- [WORK INSTRUCTIONS]
Separate out the lines that hold "allele".

▬▬▬▬▬▬

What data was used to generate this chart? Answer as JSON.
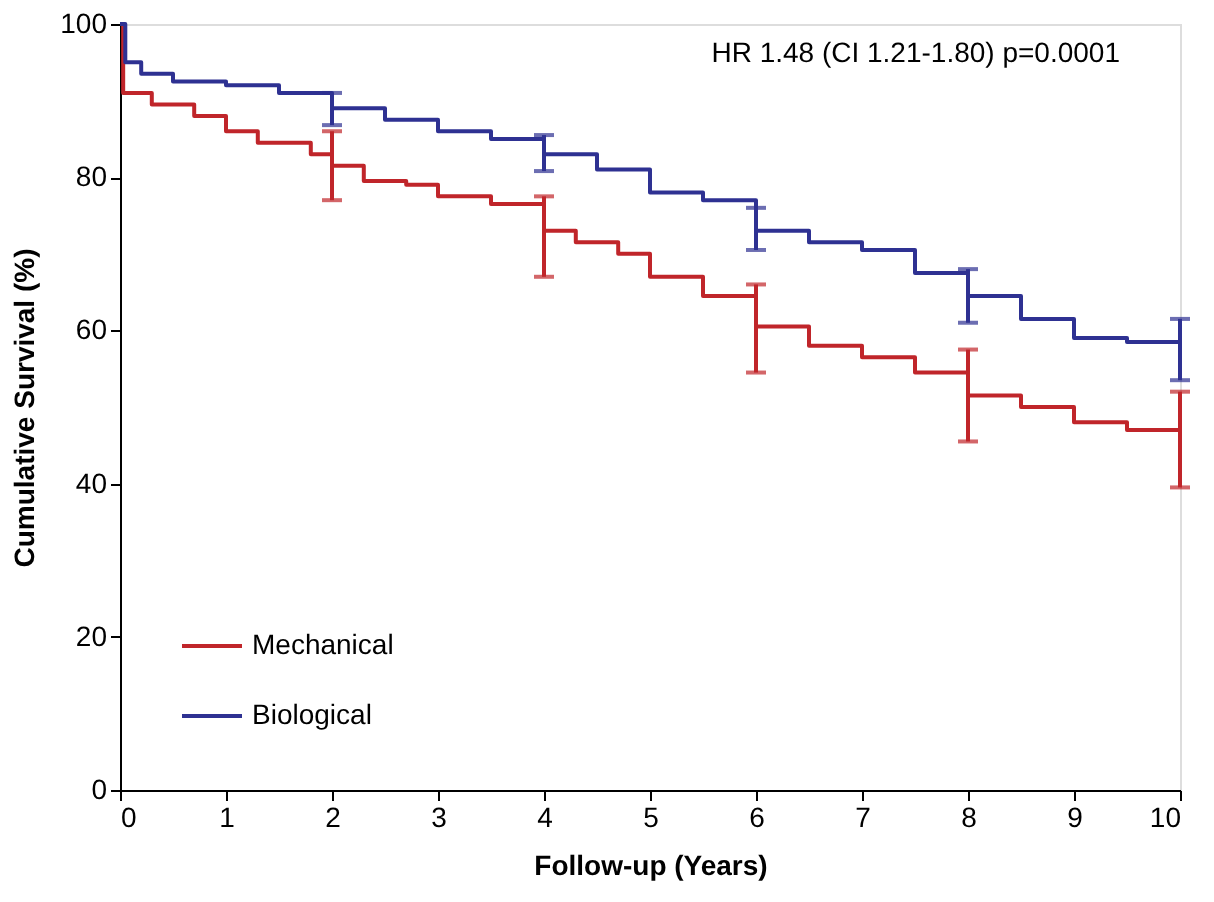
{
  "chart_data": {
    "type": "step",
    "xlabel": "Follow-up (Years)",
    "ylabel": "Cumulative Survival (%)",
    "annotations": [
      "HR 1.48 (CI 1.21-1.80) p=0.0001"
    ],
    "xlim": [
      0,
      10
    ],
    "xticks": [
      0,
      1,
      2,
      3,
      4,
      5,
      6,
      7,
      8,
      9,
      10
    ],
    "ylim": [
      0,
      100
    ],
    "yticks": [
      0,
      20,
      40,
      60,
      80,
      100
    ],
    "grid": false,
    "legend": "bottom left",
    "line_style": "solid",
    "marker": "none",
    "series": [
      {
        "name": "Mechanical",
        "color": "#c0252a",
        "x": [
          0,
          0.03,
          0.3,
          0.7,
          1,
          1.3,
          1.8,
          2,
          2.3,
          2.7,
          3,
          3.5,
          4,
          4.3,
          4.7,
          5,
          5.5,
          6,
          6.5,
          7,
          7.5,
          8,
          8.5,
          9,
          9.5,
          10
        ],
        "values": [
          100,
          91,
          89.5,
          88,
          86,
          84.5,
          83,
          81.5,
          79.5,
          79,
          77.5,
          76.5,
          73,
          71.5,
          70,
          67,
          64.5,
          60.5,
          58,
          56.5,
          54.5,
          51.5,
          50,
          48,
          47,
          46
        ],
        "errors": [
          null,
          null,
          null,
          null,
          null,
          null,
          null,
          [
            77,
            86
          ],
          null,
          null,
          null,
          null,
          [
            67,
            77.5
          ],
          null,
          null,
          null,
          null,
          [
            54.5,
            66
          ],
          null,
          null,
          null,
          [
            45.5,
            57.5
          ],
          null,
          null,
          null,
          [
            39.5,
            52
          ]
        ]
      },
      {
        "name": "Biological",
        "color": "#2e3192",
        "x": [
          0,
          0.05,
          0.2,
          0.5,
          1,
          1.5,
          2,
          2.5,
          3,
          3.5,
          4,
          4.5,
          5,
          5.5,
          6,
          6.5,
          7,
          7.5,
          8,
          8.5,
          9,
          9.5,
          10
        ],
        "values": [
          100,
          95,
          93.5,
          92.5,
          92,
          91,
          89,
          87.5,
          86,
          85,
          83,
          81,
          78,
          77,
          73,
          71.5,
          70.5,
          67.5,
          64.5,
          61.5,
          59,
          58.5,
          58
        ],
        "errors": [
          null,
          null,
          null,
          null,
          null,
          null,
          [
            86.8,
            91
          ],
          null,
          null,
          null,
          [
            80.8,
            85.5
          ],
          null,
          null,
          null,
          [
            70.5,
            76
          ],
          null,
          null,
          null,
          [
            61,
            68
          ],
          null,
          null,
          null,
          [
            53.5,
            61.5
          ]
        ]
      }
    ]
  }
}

▬▬▬▬▬▬

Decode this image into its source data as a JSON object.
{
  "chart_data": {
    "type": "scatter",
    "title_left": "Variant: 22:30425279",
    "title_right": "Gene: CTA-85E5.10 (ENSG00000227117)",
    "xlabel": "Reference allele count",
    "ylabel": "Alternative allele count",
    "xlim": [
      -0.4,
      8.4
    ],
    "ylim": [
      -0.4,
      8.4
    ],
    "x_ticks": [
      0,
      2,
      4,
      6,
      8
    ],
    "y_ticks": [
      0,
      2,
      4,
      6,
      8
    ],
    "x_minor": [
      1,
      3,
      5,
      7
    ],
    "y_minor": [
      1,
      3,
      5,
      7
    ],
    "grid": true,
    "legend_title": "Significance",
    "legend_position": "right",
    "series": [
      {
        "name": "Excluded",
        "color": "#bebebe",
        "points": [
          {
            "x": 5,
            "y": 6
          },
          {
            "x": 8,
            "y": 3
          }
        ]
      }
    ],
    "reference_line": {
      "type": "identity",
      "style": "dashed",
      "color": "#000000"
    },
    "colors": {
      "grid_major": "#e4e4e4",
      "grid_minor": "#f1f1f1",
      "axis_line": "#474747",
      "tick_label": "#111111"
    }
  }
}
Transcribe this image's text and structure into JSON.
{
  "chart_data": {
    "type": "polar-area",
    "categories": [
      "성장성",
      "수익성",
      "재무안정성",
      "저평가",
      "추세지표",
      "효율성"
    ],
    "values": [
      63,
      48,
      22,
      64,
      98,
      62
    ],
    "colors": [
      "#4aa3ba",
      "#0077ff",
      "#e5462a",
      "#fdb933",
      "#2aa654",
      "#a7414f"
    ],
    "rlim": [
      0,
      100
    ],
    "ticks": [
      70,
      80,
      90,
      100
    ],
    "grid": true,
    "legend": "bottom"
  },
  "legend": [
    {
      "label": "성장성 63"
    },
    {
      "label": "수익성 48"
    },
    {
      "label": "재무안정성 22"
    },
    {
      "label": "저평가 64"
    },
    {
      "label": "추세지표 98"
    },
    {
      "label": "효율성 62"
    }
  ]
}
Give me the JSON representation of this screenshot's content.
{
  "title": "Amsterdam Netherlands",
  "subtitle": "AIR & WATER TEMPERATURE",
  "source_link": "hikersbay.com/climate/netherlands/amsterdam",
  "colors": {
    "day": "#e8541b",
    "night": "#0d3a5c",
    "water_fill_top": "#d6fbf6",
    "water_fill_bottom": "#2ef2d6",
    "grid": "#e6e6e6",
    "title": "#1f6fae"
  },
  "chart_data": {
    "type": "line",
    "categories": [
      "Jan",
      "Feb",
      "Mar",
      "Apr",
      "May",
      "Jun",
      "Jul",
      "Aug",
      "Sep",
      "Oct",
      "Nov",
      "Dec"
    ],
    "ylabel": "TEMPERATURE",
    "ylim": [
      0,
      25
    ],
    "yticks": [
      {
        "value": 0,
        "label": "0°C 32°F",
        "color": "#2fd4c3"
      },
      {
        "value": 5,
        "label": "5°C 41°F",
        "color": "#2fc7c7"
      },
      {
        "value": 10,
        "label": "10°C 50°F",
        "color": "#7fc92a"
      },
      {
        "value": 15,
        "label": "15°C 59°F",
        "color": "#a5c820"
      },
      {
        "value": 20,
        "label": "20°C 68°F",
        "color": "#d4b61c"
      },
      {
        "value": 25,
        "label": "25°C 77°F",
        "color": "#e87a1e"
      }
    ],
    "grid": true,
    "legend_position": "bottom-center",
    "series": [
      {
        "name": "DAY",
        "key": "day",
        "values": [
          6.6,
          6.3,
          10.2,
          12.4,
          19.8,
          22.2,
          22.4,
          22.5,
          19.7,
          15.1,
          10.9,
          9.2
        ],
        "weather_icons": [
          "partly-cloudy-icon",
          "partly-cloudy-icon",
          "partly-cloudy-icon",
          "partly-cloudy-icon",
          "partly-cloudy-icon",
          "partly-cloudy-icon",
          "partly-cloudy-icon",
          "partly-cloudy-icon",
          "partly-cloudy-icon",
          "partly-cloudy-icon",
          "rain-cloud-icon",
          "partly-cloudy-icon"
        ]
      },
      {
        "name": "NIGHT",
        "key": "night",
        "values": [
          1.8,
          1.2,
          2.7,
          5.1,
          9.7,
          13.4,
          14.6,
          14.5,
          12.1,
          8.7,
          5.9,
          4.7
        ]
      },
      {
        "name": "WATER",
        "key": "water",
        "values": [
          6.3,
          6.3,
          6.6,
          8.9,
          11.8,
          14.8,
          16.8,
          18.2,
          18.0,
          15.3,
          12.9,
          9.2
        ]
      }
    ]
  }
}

▬▬▬▬▬▬

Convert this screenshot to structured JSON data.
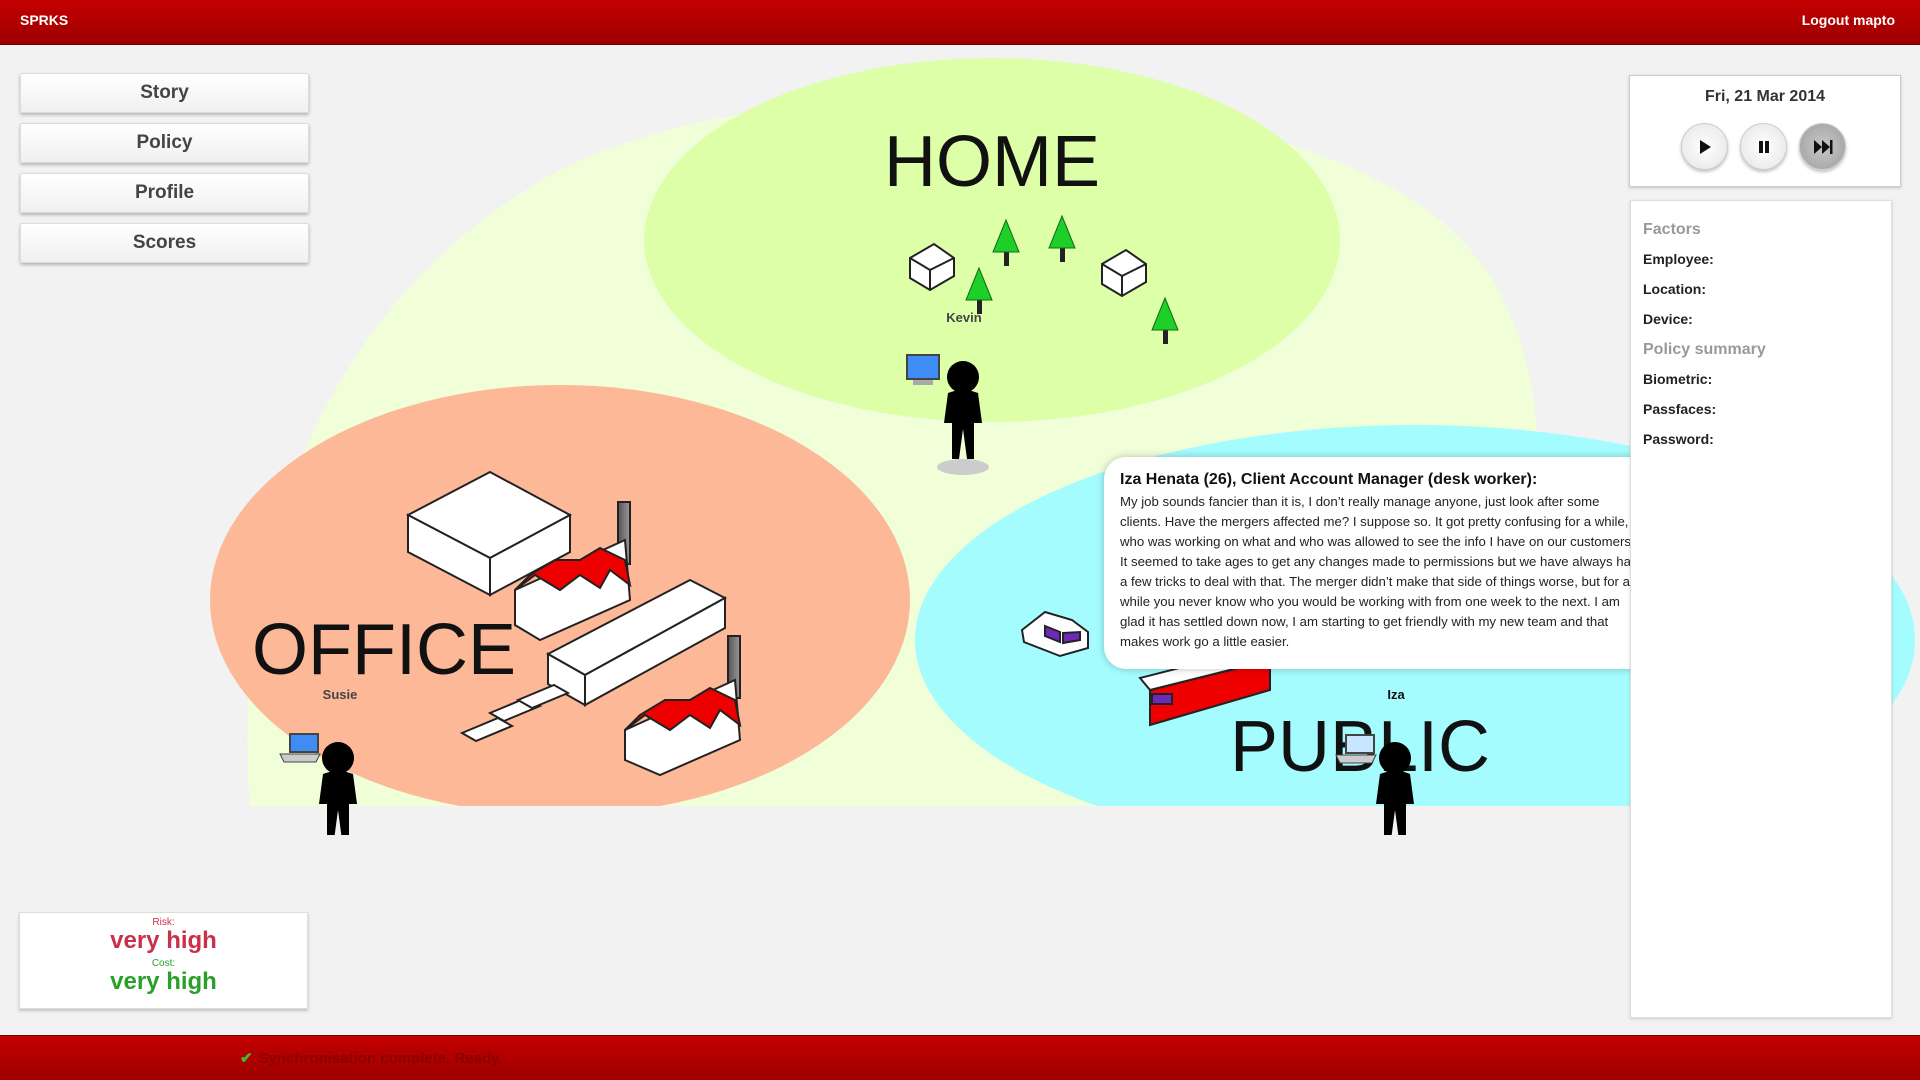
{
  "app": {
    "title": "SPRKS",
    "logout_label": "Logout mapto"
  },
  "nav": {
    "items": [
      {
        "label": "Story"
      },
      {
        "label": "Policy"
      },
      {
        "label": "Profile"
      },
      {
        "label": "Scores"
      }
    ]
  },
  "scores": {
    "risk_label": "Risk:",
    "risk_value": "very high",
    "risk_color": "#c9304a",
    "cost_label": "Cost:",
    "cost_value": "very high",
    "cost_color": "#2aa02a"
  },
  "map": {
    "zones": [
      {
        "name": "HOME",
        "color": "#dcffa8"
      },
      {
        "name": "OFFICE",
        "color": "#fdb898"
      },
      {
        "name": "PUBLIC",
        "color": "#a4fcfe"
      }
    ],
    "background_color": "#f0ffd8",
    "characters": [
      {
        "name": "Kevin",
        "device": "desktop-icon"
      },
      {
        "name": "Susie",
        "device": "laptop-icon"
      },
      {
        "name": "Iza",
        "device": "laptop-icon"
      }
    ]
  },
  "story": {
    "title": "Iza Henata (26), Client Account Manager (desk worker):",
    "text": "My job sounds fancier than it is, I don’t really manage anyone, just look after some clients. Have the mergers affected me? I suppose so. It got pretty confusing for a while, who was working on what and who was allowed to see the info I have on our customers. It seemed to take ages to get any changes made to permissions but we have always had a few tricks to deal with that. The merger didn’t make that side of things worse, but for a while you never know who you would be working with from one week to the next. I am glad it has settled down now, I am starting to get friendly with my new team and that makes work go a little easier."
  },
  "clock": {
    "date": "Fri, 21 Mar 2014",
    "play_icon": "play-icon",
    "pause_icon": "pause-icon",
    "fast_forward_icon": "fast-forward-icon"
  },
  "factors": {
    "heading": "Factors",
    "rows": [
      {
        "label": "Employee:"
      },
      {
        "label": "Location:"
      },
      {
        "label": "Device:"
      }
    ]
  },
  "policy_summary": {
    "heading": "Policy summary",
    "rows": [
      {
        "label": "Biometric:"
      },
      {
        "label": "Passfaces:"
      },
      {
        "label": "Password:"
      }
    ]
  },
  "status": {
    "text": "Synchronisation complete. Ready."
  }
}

▬▬▬▬▬▬

- [RESPONSE FOR THIS EXERCISE]
    "xlabel": "Reference allele count",
    "ylabel": "Alternative allele count",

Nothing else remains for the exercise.